PROBLEM STATEMENT —
Return all lines where the word "Output" can be found.

- - -

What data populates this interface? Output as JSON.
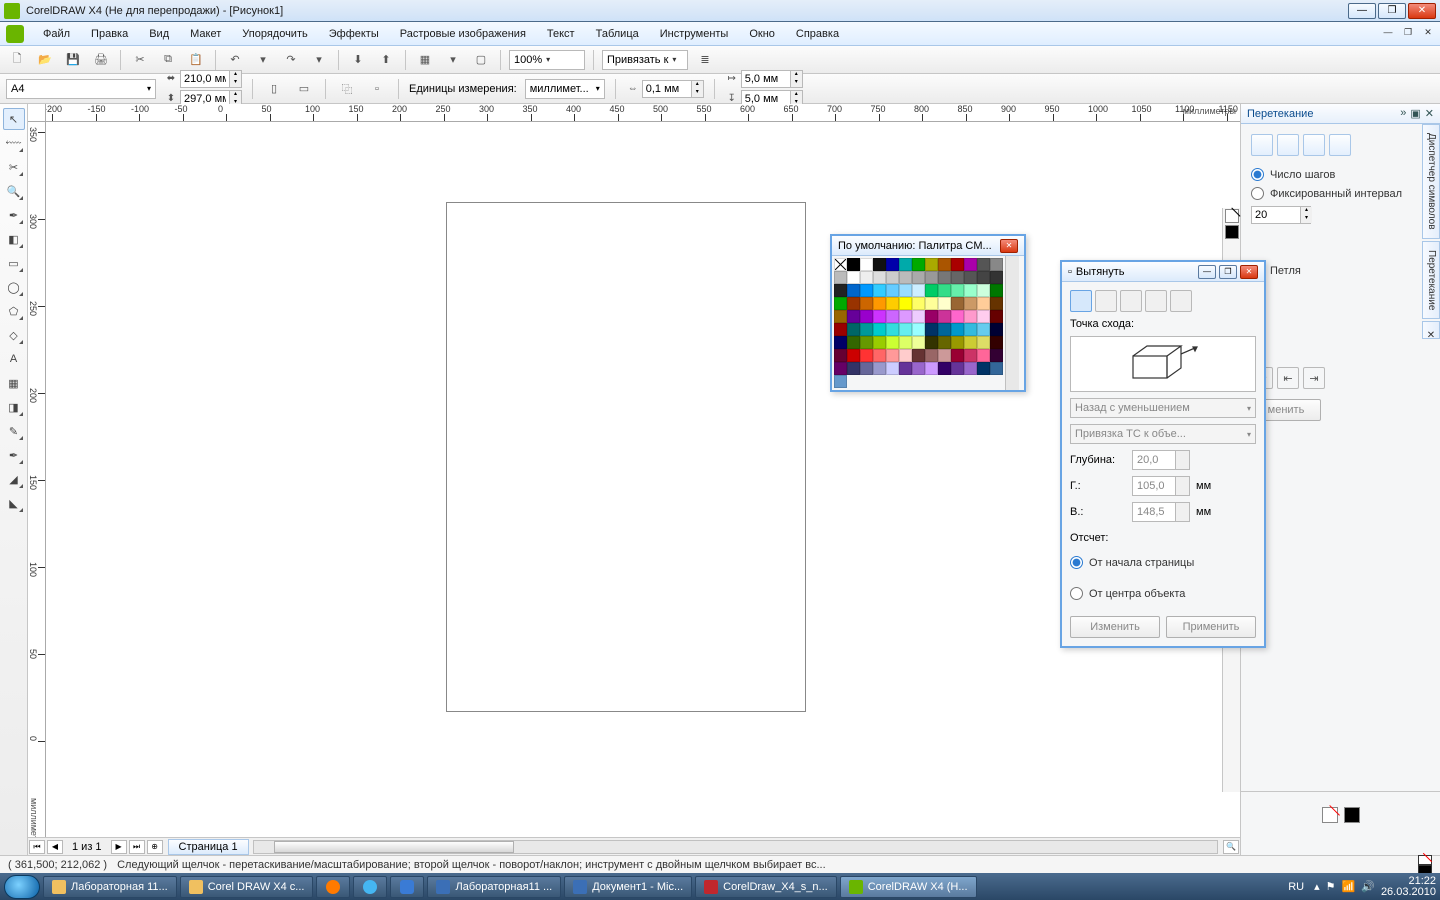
{
  "titlebar": {
    "title": "CorelDRAW X4 (Не для перепродажи) - [Рисунок1]"
  },
  "menu": {
    "items": [
      "Файл",
      "Правка",
      "Вид",
      "Макет",
      "Упорядочить",
      "Эффекты",
      "Растровые изображения",
      "Текст",
      "Таблица",
      "Инструменты",
      "Окно",
      "Справка"
    ]
  },
  "toolbar": {
    "zoom": "100%",
    "snap_label": "Привязать к"
  },
  "prop": {
    "paper": "A4",
    "width": "210,0 мм",
    "height": "297,0 мм",
    "units_label": "Единицы измерения:",
    "units": "миллимет...",
    "nudge": "0,1 мм",
    "dup_x": "5,0 мм",
    "dup_y": "5,0 мм"
  },
  "ruler": {
    "unit": "миллиметры"
  },
  "palette_panel": {
    "title": "По умолчанию: Палитра CM..."
  },
  "extrude": {
    "title": "Вытянуть",
    "vp_label": "Точка схода:",
    "type": "Назад с уменьшением",
    "lock": "Привязка ТС к объе...",
    "depth_label": "Глубина:",
    "depth": "20,0",
    "h_label": "Г.:",
    "h": "105,0",
    "v_label": "В.:",
    "v": "148,5",
    "unit": "мм",
    "from_label": "Отсчет:",
    "from_page": "От начала страницы",
    "from_obj": "От центра объекта",
    "btn_edit": "Изменить",
    "btn_apply": "Применить"
  },
  "blend": {
    "title": "Перетекание",
    "steps_label": "Число шагов",
    "fixed_label": "Фиксированный интервал",
    "steps": "20",
    "loop": "Петля",
    "apply": "менить"
  },
  "pages": {
    "counter": "1 из 1",
    "tab": "Страница 1"
  },
  "status": {
    "coords": "( 361,500; 212,062 )",
    "hint": "Следующий щелчок - перетаскивание/масштабирование; второй щелчок - поворот/наклон; инструмент с двойным щелчком выбирает вс..."
  },
  "taskbar": {
    "items": [
      "Лабораторная 11...",
      "Corel DRAW X4 с...",
      "",
      "",
      "",
      "Лабораторная11 ...",
      "Документ1 - Mic...",
      "CorelDraw_X4_s_n...",
      "CorelDRAW X4 (Н..."
    ],
    "lang": "RU",
    "time": "21:22",
    "date": "26.03.2010"
  }
}
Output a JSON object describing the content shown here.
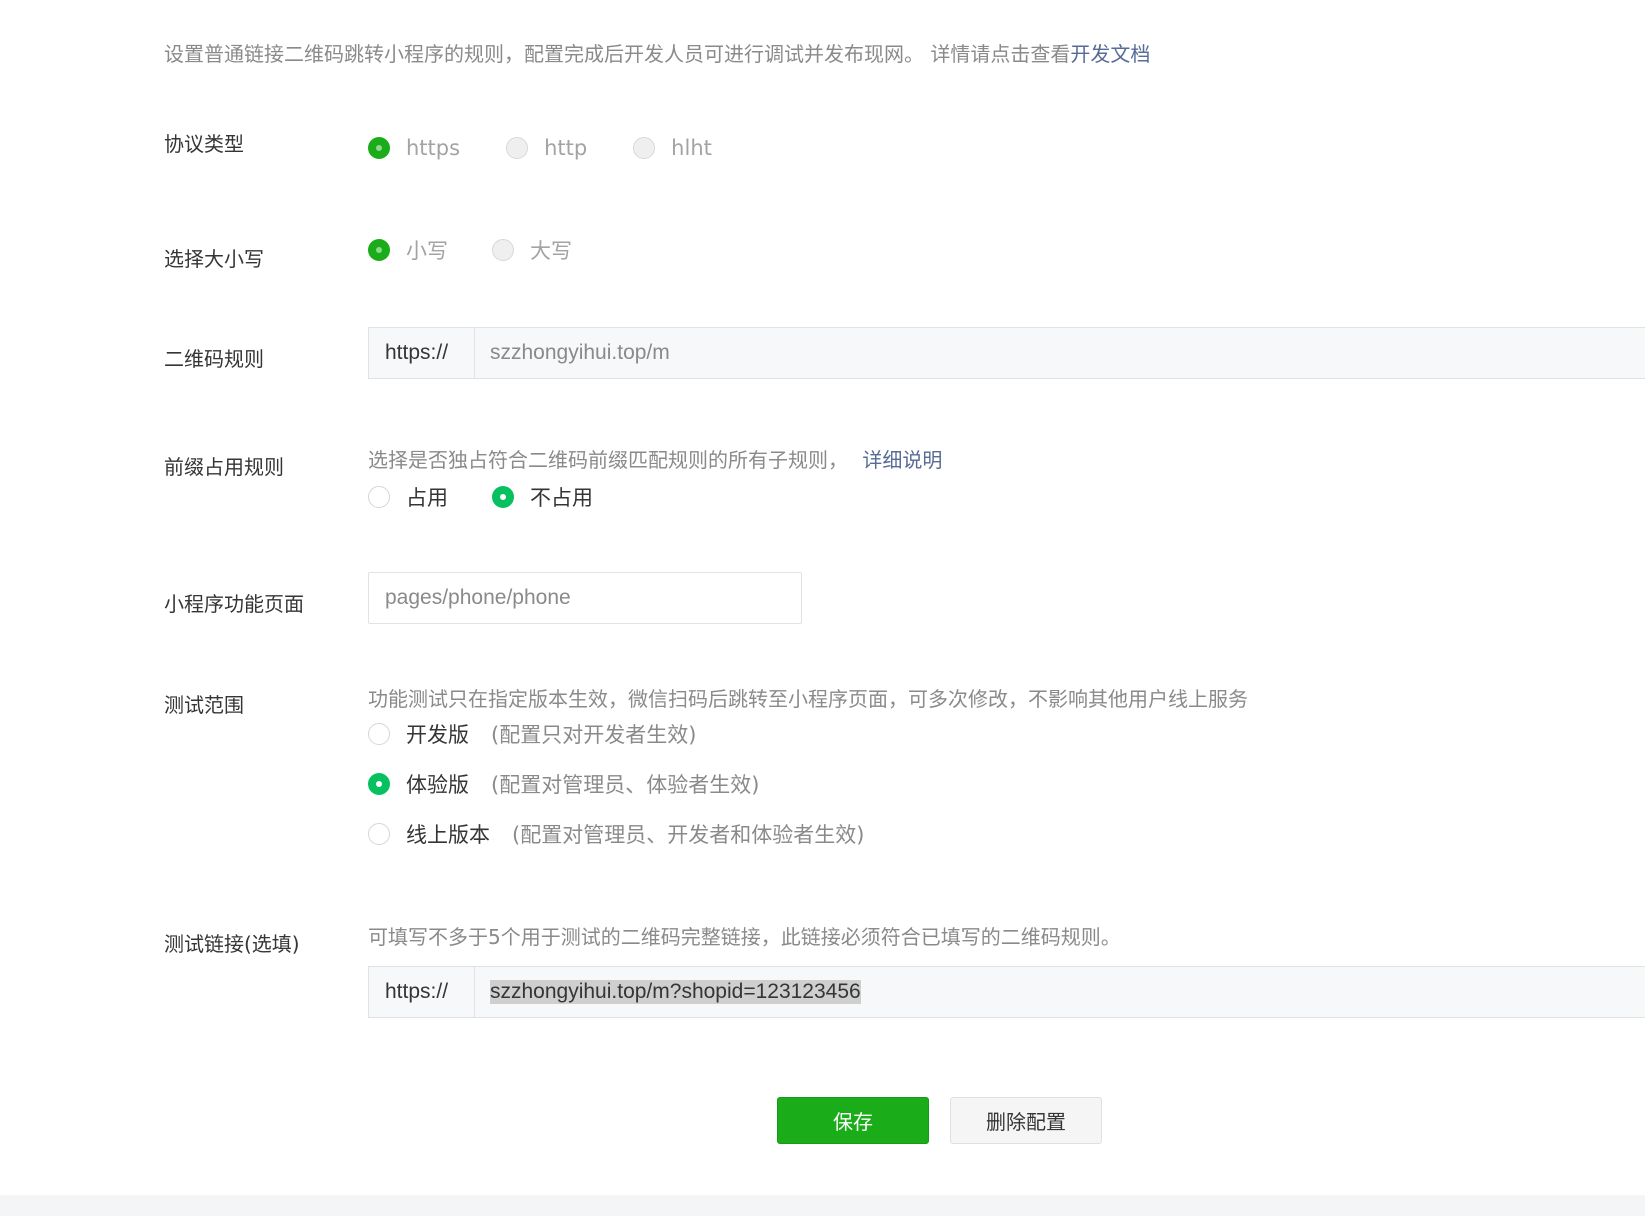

- - -

FULL SOLUTION —
What data populates this interface? Output as JSON.
Output a JSON object describing the content shown here.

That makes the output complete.